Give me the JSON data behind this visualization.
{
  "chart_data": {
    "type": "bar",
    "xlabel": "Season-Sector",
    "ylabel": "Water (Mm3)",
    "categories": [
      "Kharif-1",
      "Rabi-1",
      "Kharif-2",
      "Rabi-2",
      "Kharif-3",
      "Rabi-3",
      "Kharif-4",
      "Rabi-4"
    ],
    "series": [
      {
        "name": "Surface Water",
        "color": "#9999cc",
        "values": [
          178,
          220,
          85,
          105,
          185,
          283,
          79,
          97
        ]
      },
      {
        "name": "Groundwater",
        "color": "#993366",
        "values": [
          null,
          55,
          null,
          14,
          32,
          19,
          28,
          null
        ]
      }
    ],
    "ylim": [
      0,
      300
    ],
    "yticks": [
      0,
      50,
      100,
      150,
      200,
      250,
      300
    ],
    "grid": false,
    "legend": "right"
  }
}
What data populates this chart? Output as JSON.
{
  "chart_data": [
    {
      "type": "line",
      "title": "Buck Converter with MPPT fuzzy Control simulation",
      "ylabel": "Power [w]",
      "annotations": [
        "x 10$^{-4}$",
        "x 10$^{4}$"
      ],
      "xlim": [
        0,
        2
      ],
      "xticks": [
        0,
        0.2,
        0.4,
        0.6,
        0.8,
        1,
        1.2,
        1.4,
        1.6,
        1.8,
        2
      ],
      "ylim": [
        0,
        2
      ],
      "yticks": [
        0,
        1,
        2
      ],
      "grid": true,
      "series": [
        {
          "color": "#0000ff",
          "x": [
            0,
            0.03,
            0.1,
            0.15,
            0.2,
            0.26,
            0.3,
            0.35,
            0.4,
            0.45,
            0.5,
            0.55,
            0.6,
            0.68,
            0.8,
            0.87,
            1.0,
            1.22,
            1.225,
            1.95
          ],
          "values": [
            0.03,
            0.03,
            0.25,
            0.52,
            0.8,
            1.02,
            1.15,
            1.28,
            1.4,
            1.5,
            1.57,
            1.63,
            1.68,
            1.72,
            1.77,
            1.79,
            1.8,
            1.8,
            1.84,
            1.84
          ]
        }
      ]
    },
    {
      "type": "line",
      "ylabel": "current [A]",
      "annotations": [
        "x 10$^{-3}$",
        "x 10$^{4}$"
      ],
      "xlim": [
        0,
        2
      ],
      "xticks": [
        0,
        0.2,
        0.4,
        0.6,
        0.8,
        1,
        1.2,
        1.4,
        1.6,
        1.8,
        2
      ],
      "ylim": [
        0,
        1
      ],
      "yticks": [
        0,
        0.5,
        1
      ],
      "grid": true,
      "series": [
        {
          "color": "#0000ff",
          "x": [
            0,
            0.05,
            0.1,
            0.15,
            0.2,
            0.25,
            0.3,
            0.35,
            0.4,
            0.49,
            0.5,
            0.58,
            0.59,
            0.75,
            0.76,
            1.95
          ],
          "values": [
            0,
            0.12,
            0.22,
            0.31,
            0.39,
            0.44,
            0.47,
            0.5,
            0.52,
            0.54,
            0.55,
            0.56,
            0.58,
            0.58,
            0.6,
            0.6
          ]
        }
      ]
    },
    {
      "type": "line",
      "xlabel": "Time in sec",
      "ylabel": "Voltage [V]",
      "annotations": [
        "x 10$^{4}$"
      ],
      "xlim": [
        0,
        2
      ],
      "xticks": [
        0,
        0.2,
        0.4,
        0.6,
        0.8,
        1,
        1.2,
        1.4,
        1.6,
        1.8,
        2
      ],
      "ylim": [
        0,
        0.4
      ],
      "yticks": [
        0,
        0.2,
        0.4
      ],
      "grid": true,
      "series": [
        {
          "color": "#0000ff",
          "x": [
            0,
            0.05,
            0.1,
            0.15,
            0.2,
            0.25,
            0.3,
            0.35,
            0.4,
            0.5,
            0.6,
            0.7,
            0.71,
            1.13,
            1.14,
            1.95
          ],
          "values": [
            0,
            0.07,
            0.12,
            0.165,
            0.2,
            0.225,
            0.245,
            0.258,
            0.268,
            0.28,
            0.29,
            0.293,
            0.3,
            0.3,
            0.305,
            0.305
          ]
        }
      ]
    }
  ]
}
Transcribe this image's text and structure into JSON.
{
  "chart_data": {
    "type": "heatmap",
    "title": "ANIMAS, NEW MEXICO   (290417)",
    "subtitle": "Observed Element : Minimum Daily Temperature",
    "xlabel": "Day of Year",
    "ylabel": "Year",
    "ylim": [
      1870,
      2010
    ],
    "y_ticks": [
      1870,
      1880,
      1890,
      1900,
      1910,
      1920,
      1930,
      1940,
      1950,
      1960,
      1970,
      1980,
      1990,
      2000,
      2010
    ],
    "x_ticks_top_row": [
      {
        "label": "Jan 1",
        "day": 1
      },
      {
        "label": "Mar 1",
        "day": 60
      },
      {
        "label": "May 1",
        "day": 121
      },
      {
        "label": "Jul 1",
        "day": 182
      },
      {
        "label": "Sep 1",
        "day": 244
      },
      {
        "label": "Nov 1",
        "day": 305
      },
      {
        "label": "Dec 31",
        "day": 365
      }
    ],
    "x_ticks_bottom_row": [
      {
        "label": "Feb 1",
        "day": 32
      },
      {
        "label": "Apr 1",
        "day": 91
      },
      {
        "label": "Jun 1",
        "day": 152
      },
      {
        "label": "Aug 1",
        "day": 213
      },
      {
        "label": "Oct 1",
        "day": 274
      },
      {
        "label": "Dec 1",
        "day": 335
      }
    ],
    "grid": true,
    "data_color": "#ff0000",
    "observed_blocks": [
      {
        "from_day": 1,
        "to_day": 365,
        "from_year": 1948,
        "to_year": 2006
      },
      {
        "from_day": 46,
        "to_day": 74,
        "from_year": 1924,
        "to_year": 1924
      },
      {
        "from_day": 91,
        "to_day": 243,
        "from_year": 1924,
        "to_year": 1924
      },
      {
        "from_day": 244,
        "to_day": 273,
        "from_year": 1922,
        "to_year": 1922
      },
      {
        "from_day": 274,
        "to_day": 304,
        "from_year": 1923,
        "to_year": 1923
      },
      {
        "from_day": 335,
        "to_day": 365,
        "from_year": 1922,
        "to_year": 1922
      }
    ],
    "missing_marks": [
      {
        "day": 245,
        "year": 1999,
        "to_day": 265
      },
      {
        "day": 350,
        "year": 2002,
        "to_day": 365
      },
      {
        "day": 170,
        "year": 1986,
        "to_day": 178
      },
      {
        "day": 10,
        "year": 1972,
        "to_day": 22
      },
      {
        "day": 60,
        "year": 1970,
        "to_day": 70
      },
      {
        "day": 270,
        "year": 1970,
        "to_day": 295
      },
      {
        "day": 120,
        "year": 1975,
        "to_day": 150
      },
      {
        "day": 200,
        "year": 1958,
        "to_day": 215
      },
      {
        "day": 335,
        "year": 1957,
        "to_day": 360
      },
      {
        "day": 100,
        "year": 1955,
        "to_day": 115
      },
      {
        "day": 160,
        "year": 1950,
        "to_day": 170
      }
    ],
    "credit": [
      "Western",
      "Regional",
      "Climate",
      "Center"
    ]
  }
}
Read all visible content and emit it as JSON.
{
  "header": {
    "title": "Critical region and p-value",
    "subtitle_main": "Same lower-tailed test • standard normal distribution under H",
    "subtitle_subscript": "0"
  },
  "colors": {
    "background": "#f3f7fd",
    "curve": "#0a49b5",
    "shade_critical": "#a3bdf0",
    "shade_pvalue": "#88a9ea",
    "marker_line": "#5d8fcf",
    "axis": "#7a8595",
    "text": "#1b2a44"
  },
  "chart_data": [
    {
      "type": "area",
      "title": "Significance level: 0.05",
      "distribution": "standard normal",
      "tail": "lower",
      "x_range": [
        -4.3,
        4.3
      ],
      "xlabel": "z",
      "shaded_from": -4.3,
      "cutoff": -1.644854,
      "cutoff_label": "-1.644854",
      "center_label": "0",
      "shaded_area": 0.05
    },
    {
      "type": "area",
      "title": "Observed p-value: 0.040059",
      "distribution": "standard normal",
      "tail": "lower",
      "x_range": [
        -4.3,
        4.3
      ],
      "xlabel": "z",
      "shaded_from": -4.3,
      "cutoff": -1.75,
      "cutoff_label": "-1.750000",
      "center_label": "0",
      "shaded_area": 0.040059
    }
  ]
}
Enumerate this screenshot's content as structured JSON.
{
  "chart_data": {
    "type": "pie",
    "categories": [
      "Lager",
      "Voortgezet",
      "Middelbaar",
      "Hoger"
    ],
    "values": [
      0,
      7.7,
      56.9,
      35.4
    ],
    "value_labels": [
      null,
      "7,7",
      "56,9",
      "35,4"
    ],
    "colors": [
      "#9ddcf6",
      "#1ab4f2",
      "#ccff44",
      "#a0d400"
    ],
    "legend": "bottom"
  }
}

■ ■ ■ ■ ■

- Task objective:
The lines to quote run from the one containing "Enumerate this screenshot's" through the final line of the material above; please give them exactly, both ends included, and nothing else.

- Completed exercise:
Enumerate this screenshot's content as structured JSON.
{
  "chart_data": {
    "type": "pie",
    "categories": [
      "Lager",
      "Voortgezet",
      "Middelbaar",
      "Hoger"
    ],
    "values": [
      0,
      7.7,
      56.9,
      35.4
    ],
    "value_labels": [
      null,
      "7,7",
      "56,9",
      "35,4"
    ],
    "colors": [
      "#9ddcf6",
      "#1ab4f2",
      "#ccff44",
      "#a0d400"
    ],
    "legend": "bottom"
  }
}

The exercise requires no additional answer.